Records excerpted from a collection:

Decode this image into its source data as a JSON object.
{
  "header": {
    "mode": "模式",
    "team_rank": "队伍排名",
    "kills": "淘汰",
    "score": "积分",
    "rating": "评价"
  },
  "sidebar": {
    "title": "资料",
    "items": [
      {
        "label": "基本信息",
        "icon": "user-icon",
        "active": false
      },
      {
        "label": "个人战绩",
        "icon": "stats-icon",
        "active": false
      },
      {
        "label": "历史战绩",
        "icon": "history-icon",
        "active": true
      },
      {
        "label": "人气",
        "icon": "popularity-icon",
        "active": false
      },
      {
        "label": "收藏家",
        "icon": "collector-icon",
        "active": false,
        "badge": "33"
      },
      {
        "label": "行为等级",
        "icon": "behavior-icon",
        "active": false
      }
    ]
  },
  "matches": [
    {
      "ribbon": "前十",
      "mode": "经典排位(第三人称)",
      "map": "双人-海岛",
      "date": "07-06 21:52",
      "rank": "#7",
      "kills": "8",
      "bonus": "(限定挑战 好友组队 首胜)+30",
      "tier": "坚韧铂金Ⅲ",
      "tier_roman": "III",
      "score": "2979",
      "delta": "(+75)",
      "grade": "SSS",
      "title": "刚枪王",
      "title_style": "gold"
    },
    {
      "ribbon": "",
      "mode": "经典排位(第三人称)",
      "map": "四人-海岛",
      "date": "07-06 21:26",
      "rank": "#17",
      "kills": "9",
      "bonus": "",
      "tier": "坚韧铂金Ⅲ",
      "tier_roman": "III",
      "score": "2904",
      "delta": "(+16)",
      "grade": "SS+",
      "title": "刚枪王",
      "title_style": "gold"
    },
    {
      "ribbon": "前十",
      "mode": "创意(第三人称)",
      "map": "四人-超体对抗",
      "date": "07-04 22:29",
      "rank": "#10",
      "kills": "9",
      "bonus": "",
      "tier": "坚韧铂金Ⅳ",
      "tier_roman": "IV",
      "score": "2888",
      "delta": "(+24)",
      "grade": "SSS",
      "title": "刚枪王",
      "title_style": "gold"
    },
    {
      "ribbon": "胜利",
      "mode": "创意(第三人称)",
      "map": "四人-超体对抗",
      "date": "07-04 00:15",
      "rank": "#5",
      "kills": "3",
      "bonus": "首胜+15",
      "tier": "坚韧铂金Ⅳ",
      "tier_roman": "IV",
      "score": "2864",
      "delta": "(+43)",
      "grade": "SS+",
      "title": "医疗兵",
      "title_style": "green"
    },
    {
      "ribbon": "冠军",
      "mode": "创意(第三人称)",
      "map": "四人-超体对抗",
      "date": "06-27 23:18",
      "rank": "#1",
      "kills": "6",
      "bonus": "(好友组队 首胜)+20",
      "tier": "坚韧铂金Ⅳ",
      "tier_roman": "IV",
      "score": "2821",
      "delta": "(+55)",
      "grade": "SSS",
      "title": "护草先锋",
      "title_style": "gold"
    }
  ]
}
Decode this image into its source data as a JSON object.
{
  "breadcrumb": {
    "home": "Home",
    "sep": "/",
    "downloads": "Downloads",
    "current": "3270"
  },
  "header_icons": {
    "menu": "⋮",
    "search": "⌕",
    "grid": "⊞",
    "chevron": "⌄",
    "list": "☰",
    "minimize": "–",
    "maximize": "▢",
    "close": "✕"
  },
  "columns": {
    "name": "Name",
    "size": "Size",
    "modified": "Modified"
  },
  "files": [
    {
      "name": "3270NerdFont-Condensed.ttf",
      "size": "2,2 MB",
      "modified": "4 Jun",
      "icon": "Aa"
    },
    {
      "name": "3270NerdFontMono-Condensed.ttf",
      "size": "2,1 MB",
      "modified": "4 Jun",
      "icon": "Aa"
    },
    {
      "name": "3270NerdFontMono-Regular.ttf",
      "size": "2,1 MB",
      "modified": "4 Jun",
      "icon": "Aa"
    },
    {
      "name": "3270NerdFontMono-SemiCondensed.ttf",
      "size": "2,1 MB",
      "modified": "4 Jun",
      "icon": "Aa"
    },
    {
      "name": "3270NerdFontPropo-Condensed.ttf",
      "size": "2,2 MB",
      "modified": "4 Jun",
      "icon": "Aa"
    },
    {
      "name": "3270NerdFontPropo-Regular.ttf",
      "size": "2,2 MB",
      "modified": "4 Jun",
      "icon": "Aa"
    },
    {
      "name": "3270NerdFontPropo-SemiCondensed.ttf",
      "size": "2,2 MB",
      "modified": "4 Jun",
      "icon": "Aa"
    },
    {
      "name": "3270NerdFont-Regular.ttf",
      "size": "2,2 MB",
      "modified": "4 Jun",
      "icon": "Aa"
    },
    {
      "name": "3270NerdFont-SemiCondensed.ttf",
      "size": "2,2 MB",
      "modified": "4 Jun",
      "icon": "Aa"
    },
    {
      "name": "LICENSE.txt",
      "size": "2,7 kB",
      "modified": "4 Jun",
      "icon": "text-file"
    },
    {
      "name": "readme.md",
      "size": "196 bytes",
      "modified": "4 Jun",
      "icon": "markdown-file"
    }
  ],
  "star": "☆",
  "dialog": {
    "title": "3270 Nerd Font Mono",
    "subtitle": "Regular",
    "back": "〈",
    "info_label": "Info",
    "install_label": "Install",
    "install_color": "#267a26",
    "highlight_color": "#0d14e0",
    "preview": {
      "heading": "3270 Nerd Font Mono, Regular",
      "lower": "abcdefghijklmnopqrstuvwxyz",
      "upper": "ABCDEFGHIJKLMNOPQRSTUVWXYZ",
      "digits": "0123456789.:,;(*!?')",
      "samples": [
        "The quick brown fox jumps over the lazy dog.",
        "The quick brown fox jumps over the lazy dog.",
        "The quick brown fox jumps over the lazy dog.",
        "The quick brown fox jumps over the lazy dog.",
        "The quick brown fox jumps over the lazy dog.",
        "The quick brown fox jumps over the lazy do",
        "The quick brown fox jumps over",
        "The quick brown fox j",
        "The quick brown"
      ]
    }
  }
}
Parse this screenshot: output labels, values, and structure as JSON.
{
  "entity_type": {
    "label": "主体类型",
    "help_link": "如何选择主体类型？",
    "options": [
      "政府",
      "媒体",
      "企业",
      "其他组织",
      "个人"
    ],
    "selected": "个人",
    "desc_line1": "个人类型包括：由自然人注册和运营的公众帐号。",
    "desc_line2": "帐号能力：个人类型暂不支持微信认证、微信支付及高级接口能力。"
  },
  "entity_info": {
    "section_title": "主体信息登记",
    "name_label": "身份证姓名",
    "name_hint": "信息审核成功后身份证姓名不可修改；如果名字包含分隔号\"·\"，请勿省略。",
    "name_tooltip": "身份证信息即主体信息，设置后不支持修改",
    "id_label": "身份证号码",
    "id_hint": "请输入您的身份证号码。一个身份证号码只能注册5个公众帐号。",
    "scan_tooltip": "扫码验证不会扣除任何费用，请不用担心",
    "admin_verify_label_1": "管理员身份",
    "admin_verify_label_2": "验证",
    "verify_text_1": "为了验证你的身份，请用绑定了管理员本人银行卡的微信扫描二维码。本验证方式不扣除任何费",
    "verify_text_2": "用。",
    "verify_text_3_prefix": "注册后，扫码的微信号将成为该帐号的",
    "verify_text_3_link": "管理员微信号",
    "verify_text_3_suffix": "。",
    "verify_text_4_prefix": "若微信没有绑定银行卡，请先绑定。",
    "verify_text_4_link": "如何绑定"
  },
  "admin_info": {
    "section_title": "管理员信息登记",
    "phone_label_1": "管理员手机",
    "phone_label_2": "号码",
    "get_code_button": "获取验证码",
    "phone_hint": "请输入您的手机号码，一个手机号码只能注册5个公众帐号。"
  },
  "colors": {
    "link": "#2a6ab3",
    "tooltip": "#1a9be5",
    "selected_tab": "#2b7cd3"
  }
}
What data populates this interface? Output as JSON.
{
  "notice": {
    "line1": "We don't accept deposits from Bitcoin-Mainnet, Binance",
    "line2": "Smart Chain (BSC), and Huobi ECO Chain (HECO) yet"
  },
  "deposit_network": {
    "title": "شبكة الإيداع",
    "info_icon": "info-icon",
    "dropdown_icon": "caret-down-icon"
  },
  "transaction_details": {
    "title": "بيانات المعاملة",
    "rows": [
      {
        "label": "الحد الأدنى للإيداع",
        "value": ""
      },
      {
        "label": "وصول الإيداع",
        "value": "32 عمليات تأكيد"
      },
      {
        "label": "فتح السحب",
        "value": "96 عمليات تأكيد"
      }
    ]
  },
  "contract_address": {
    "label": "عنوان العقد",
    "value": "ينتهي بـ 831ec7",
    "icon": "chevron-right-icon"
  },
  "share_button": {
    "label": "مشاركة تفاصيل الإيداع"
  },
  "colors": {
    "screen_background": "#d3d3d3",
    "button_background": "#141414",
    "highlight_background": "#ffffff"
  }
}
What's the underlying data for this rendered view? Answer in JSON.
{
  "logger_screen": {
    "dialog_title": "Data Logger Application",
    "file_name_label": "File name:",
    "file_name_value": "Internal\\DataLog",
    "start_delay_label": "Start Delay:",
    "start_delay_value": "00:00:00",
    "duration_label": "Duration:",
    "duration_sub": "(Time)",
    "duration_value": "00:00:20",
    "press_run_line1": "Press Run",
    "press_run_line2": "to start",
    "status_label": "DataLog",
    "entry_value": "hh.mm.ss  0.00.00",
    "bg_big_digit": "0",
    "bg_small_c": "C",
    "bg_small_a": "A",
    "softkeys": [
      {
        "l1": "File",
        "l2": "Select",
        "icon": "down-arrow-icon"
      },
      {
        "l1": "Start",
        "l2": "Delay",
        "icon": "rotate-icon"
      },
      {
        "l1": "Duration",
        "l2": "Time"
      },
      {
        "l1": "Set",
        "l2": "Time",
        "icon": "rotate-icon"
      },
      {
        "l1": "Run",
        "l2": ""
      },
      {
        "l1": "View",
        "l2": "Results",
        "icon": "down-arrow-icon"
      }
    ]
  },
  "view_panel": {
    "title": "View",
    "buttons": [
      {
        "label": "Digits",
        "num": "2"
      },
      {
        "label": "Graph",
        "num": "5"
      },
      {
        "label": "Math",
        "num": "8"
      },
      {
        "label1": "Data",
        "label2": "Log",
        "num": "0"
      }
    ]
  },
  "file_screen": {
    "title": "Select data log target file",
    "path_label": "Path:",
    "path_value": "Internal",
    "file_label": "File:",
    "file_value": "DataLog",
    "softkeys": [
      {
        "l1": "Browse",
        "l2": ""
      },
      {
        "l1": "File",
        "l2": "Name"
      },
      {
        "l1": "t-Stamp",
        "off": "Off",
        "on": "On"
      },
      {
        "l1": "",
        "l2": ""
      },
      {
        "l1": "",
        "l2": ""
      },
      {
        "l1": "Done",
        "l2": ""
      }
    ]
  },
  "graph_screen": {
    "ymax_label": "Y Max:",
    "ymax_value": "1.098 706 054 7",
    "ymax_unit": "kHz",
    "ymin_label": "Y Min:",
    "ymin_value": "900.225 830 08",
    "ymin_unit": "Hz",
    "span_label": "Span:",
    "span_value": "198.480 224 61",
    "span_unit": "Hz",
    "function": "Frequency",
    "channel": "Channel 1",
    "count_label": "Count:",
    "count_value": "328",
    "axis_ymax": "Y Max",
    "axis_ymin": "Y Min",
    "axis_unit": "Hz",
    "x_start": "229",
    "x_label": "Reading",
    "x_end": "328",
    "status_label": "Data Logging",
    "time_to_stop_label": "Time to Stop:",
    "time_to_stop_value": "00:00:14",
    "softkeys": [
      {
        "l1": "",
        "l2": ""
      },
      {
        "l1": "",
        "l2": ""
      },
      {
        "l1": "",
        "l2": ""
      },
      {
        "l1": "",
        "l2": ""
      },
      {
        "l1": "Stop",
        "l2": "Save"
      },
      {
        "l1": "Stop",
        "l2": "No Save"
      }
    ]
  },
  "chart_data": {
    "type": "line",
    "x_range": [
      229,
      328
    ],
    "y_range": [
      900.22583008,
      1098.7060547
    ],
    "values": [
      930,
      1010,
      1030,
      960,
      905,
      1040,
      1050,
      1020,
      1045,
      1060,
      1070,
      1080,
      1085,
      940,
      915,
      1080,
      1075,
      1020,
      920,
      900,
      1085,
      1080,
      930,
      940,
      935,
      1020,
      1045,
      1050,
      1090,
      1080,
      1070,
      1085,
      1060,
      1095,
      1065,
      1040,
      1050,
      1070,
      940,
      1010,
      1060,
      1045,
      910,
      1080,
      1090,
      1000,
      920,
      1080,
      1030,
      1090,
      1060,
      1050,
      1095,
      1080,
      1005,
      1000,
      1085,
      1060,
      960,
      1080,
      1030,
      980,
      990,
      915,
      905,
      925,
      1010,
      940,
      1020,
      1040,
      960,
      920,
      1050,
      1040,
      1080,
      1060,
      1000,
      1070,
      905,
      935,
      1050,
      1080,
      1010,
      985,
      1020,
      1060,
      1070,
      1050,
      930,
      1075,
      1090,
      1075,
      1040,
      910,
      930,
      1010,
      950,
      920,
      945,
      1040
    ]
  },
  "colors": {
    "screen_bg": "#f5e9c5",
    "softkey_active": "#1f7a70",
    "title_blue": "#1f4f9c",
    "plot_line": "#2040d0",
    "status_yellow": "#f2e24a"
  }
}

Problem requirements:
In the listing, find every line with the word "SemiCondensed" and state how many there are, nothing more.

Exercise output:
3